start
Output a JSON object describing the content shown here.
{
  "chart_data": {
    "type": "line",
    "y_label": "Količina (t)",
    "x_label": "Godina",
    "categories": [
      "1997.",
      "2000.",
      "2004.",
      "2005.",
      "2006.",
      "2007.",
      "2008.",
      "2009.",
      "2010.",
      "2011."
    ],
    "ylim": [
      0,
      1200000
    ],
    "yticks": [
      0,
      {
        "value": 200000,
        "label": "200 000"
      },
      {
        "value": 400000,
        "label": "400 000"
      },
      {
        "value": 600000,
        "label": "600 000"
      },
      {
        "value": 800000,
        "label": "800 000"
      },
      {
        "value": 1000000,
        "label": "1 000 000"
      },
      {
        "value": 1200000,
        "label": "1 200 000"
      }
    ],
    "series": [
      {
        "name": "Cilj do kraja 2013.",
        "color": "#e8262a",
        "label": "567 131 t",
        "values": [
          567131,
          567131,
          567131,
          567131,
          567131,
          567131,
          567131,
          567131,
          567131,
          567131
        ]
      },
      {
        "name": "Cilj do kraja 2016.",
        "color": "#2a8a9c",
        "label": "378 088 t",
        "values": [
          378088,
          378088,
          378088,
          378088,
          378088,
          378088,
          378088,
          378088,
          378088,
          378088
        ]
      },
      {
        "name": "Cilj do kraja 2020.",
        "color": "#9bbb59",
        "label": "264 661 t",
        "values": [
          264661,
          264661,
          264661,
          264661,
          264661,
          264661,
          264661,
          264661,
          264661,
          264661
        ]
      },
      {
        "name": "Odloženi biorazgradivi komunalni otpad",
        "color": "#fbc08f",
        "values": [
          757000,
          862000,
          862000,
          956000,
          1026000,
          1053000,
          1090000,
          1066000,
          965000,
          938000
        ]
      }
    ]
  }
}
end
start
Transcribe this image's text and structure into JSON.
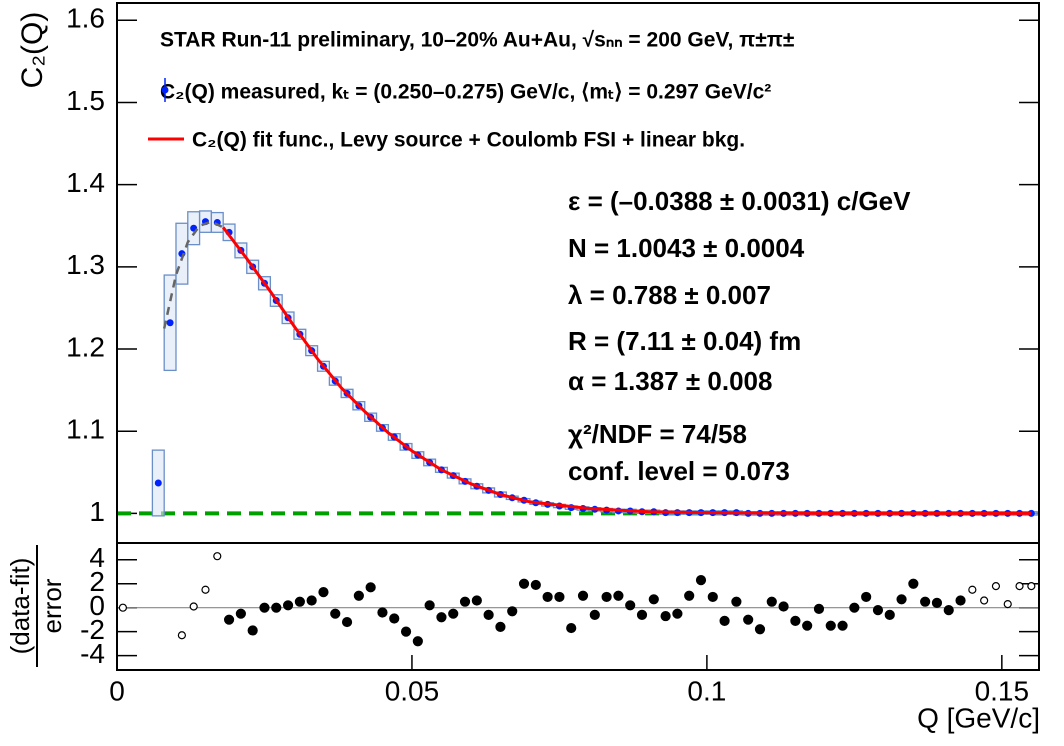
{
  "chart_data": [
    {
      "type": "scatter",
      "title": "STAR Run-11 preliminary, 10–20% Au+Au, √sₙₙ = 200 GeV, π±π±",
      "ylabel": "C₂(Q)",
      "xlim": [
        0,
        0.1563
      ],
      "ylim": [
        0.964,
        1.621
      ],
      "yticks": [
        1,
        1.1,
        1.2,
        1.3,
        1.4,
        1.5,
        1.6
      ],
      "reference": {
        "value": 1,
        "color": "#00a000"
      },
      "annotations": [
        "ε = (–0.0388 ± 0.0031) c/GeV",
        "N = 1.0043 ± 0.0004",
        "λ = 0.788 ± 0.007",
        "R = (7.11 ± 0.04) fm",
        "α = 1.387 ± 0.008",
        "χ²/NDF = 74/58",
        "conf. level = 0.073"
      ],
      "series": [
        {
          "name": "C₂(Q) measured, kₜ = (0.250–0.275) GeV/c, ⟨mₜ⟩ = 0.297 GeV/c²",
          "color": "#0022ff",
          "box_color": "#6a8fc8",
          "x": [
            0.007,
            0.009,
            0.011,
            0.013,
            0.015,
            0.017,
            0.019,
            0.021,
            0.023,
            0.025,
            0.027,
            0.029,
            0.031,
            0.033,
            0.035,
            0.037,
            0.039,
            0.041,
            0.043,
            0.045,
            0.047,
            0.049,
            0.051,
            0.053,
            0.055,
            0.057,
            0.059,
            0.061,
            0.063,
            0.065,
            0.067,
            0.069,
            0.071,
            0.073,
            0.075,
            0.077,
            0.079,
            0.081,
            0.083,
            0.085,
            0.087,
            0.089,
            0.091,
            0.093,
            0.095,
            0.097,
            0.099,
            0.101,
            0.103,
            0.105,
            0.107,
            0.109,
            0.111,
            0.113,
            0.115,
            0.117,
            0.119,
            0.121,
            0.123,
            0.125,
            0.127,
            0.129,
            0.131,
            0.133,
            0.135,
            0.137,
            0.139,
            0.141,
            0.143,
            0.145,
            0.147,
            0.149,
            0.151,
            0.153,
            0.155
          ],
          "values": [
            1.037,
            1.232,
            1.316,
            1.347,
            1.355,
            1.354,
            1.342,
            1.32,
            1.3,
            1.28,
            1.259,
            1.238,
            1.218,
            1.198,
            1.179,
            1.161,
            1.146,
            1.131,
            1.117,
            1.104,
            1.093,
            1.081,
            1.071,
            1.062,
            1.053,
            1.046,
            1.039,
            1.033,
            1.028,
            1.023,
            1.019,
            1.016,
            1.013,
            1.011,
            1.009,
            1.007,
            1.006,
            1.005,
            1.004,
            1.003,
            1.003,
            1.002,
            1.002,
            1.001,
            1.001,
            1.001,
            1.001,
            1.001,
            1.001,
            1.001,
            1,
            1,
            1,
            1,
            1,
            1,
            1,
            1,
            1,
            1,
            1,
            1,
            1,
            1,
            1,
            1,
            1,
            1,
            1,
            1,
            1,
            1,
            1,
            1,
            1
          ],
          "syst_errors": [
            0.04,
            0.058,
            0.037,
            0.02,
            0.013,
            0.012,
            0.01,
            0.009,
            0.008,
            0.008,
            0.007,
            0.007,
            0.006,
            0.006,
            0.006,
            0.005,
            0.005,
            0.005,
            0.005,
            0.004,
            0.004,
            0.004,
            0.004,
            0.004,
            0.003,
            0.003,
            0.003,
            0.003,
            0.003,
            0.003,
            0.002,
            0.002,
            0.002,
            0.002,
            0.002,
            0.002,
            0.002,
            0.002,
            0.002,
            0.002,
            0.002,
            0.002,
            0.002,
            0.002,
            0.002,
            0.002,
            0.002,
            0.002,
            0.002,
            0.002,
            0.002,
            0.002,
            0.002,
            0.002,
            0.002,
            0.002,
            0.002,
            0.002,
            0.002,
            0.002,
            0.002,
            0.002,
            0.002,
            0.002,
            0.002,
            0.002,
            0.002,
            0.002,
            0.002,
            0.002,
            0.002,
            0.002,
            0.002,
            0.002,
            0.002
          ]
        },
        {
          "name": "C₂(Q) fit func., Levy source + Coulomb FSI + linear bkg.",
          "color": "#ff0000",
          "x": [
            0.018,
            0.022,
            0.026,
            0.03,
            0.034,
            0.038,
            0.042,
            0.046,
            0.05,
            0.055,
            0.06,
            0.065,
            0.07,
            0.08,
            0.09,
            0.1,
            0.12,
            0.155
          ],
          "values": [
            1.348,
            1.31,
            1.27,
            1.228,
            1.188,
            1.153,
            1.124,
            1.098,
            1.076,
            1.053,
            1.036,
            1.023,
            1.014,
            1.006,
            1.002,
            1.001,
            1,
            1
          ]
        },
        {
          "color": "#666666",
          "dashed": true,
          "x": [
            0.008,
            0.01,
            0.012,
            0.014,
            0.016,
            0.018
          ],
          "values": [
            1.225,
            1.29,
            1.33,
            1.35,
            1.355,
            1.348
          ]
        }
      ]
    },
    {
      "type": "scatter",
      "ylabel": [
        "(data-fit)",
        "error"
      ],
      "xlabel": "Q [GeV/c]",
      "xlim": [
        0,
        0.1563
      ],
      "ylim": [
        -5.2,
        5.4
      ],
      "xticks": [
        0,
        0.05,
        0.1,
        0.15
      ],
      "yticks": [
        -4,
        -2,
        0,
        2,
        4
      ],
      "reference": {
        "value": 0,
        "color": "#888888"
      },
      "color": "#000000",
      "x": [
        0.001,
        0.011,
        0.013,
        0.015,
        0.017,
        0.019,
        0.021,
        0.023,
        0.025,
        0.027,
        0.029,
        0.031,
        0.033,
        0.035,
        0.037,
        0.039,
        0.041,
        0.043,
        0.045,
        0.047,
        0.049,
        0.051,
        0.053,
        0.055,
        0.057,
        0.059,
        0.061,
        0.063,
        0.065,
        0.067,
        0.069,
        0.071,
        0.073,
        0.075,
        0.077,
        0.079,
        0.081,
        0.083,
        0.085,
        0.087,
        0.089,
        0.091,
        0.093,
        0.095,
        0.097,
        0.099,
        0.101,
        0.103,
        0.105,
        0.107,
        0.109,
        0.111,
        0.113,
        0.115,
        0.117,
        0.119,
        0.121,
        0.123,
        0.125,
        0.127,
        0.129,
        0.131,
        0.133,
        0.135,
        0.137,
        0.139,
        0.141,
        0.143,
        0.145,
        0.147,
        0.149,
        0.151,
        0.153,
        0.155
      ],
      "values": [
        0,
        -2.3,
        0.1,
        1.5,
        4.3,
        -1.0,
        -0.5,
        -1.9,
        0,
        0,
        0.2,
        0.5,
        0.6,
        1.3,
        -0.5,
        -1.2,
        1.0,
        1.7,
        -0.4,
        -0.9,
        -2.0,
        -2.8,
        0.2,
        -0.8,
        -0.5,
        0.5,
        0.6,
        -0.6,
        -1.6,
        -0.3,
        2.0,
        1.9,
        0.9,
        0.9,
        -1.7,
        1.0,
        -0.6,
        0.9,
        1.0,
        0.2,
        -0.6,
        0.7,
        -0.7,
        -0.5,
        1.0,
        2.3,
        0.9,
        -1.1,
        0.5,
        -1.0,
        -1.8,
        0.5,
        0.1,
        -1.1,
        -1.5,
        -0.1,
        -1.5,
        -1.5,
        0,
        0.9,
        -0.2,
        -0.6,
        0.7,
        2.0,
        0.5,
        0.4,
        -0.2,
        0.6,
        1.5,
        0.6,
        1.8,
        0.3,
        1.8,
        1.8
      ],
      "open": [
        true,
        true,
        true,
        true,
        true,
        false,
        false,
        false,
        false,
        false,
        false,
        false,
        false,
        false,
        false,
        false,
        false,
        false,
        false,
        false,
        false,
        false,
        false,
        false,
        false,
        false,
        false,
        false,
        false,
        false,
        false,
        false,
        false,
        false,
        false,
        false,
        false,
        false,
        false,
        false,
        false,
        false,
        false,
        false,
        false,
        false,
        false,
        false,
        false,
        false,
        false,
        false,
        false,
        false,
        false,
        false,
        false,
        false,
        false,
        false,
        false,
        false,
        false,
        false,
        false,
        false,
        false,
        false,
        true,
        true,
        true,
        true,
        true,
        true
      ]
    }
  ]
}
end
start
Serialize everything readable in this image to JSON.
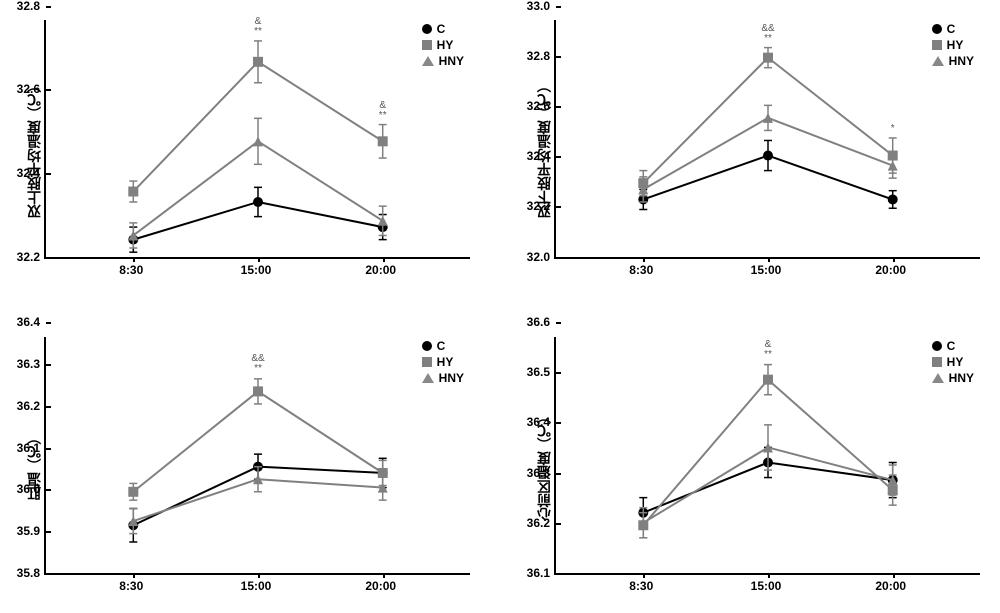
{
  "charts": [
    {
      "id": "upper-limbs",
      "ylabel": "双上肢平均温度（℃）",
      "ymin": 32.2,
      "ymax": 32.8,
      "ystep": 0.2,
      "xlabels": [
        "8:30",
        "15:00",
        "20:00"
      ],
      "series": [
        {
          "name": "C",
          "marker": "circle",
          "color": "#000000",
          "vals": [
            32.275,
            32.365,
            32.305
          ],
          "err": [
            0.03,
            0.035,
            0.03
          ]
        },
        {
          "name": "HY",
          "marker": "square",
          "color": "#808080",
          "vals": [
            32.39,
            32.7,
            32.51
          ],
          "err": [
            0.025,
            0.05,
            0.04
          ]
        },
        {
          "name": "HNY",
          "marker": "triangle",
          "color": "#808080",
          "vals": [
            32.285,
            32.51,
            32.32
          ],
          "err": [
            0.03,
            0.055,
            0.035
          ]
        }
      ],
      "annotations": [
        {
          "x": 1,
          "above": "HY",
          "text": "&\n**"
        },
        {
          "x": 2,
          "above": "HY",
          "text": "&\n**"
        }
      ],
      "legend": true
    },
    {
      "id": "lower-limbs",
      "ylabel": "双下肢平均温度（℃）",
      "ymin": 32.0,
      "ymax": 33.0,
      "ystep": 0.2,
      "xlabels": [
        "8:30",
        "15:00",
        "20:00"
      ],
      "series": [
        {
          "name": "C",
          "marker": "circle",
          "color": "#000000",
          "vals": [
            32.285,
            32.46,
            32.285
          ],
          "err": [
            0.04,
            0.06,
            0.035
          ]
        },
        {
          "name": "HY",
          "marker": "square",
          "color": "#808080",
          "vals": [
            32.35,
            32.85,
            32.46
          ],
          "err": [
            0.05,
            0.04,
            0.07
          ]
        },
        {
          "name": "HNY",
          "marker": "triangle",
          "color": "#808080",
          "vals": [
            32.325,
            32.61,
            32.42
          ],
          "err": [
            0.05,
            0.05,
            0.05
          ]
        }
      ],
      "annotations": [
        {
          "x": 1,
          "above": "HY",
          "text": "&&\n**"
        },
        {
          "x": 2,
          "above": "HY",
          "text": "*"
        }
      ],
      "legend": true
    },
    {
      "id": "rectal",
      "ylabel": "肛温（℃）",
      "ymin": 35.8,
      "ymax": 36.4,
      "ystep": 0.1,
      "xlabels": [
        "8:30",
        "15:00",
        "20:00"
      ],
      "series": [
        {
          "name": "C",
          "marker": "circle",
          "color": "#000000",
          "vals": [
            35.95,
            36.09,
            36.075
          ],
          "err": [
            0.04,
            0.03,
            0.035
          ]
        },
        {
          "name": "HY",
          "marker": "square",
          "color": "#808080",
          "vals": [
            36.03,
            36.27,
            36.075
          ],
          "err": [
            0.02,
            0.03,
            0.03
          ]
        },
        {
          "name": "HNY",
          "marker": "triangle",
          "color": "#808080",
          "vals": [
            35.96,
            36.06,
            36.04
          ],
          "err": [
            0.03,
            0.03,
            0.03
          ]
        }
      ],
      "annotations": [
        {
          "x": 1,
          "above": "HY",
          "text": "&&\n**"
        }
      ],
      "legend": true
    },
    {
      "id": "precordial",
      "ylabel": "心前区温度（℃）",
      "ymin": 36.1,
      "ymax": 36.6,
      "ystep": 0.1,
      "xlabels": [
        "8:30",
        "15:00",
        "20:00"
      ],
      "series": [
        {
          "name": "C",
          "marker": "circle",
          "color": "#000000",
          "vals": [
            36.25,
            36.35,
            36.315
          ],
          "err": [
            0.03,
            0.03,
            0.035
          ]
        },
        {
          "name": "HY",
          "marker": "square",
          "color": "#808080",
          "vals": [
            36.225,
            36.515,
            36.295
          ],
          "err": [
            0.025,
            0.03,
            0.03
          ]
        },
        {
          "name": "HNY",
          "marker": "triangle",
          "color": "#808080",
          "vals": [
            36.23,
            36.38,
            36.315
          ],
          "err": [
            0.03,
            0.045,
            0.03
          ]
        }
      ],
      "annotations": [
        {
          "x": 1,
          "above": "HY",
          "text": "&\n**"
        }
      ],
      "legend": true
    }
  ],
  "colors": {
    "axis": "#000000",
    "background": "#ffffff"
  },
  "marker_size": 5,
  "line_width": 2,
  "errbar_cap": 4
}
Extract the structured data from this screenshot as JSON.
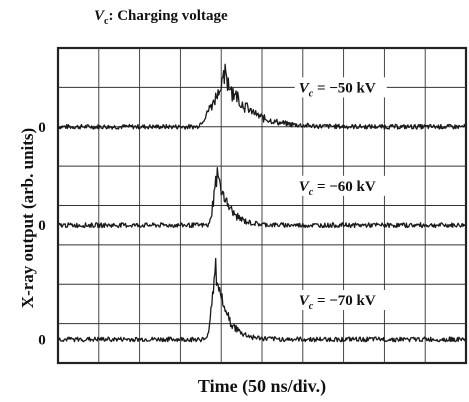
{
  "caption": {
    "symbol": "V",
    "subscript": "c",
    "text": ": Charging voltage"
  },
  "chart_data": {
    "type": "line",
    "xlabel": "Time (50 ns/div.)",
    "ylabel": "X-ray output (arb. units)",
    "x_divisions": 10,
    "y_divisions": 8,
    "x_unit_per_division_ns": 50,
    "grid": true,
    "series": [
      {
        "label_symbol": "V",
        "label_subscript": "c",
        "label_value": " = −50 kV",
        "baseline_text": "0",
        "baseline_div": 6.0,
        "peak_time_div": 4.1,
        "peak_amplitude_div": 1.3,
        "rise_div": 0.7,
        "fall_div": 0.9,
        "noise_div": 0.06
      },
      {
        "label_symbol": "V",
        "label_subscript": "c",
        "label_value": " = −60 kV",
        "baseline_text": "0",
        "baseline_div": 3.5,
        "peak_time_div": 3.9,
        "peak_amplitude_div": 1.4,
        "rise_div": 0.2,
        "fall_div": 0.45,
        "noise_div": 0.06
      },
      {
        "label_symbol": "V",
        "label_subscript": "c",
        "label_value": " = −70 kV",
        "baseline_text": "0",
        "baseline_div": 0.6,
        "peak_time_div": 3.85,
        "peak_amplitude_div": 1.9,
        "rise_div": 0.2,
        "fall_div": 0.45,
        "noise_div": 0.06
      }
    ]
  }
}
end
# TASK GOAL
Copy every line of the records above that holds the word "this".

# EXERCISE RESULT
Transcribe this image's text and structure into JSON.
Serialize everything readable in this image to JSON.
Extract the structured data from this screenshot as JSON.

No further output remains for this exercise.